§ Work to be completed
Each line from the one containing "Read all visible content and emit it as JSON." through the end of the listing below must be copied exactly; pictures are excluded.

§ The records
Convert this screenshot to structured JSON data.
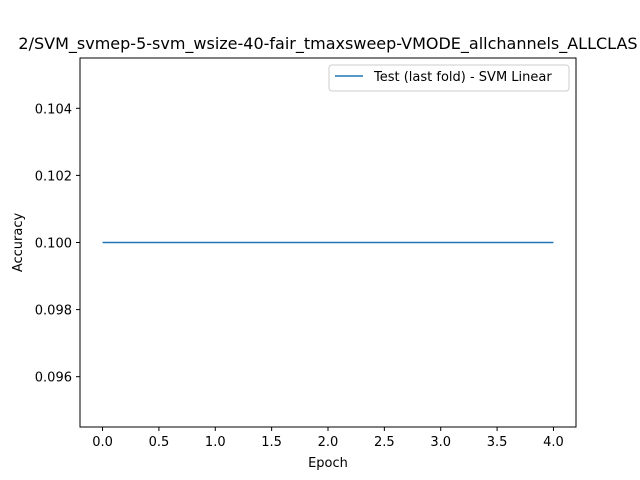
{
  "chart_data": {
    "type": "line",
    "title": "2/SVM_svmep-5-svm_wsize-40-fair_tmaxsweep-VMODE_allchannels_ALLCLAS",
    "xlabel": "Epoch",
    "ylabel": "Accuracy",
    "xlim": [
      -0.2,
      4.2
    ],
    "ylim": [
      0.0945,
      0.1055
    ],
    "xticks": [
      0.0,
      0.5,
      1.0,
      1.5,
      2.0,
      2.5,
      3.0,
      3.5,
      4.0
    ],
    "xtick_labels": [
      "0.0",
      "0.5",
      "1.0",
      "1.5",
      "2.0",
      "2.5",
      "3.0",
      "3.5",
      "4.0"
    ],
    "yticks": [
      0.096,
      0.098,
      0.1,
      0.102,
      0.104
    ],
    "ytick_labels": [
      "0.096",
      "0.098",
      "0.100",
      "0.102",
      "0.104"
    ],
    "grid": false,
    "legend_position": "top-right",
    "series": [
      {
        "name": "Test (last fold) - SVM Linear",
        "color": "#1f77b4",
        "x": [
          0,
          1,
          2,
          3,
          4
        ],
        "y": [
          0.1,
          0.1,
          0.1,
          0.1,
          0.1
        ]
      }
    ]
  }
}
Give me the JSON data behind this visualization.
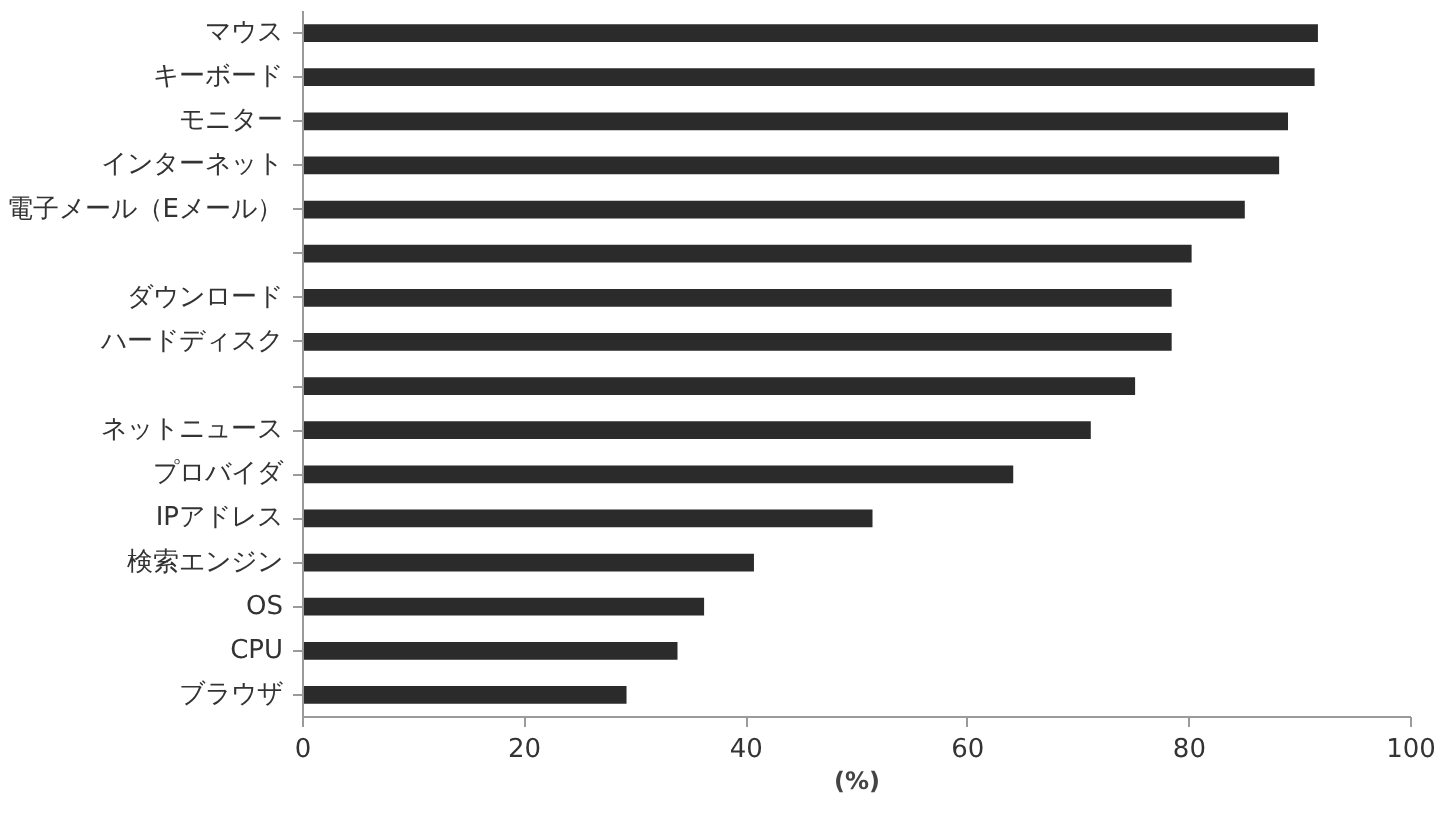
{
  "chart_data": {
    "type": "bar",
    "orientation": "horizontal",
    "xlabel": "(%)",
    "categories": [
      "マウス",
      "キーボード",
      "モニター",
      "インターネット",
      "電子メール（Eメール）",
      null,
      "ダウンロード",
      "ハードディスク",
      null,
      "ネットニュース",
      "プロバイダ",
      "IPアドレス",
      "検索エンジン",
      "OS",
      "CPU",
      "ブラウザ"
    ],
    "values": [
      91.6,
      91.3,
      88.9,
      88.1,
      85.0,
      80.2,
      78.4,
      78.4,
      75.1,
      71.1,
      64.1,
      51.4,
      40.7,
      36.2,
      33.8,
      29.2
    ],
    "color": "#2b2b2b",
    "xlim": [
      0,
      100
    ],
    "xticks": [
      0,
      20,
      40,
      60,
      80,
      100
    ],
    "grid": false
  }
}
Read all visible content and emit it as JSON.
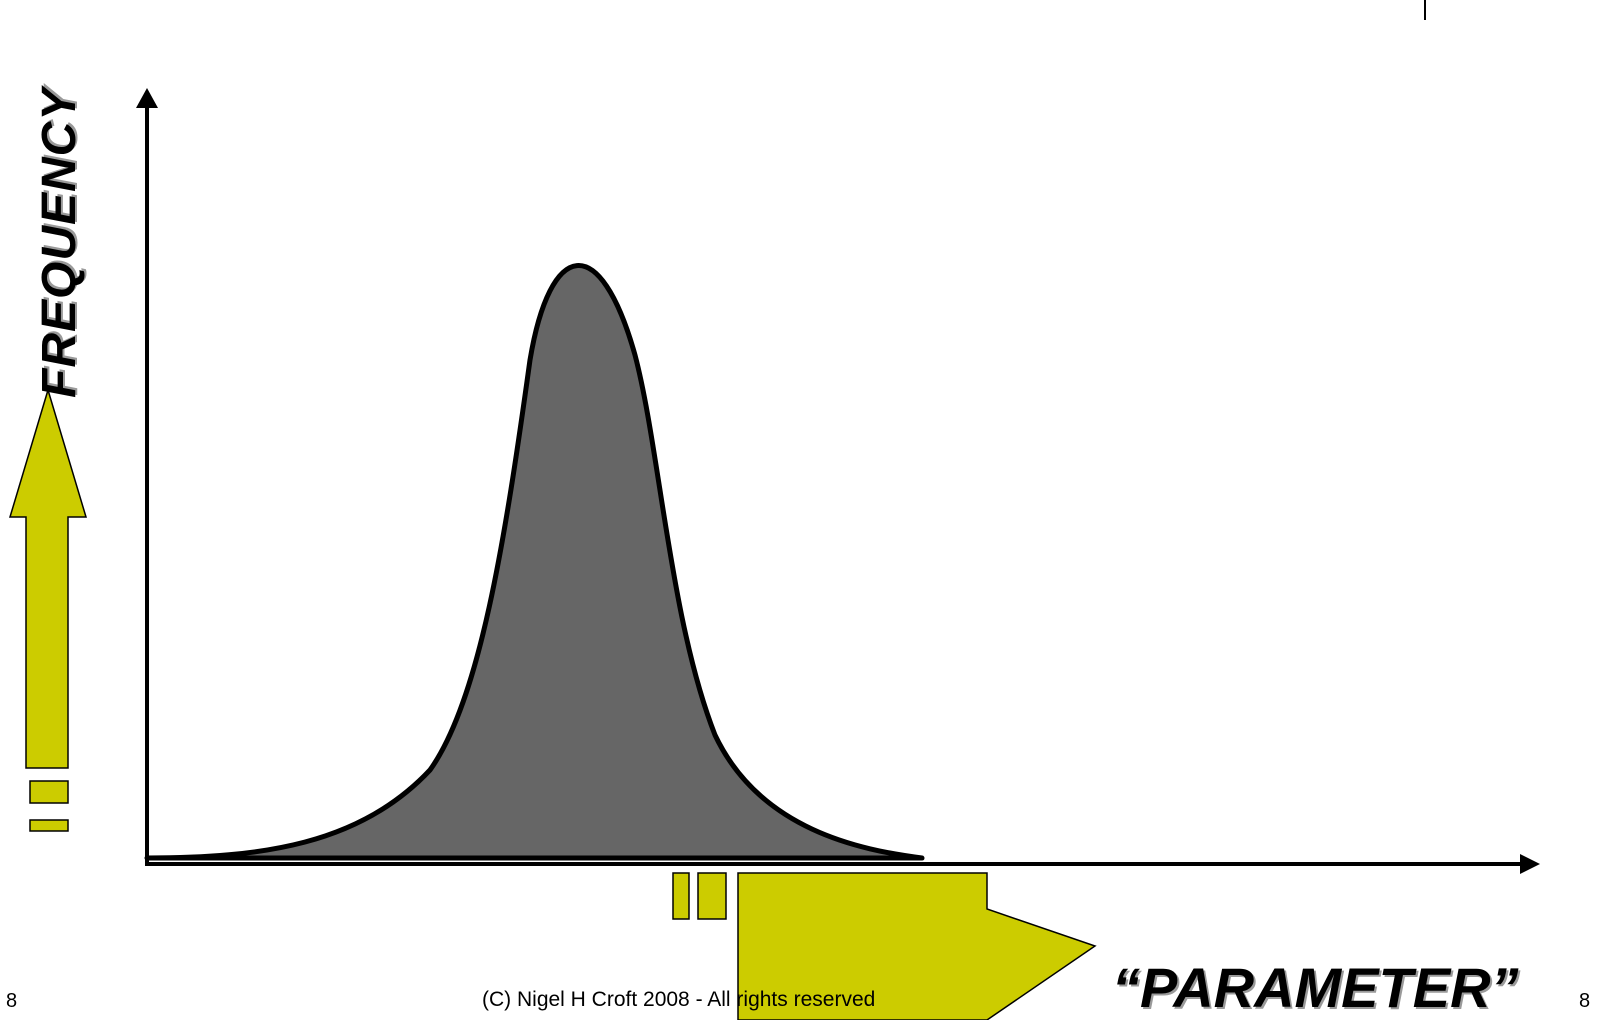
{
  "diagram": {
    "y_axis_label": "FREQUENCY",
    "x_axis_label": "“PARAMETER”",
    "curve_fill_color": "#666666",
    "arrow_fill_color": "#cccc00"
  },
  "footer": {
    "copyright": "(C) Nigel H Croft 2008  - All rights reserved",
    "page_number_left": "8",
    "page_number_right": "8"
  }
}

§ Task response
Read all visible content and emit it as JSON.
{
  "diagram": {
    "y_axis_label": "FREQUENCY",
    "x_axis_label": "“PARAMETER”",
    "curve_fill_color": "#666666",
    "arrow_fill_color": "#cccc00"
  },
  "footer": {
    "copyright": "(C) Nigel H Croft 2008  - All rights reserved",
    "page_number_left": "8",
    "page_number_right": "8"
  }
}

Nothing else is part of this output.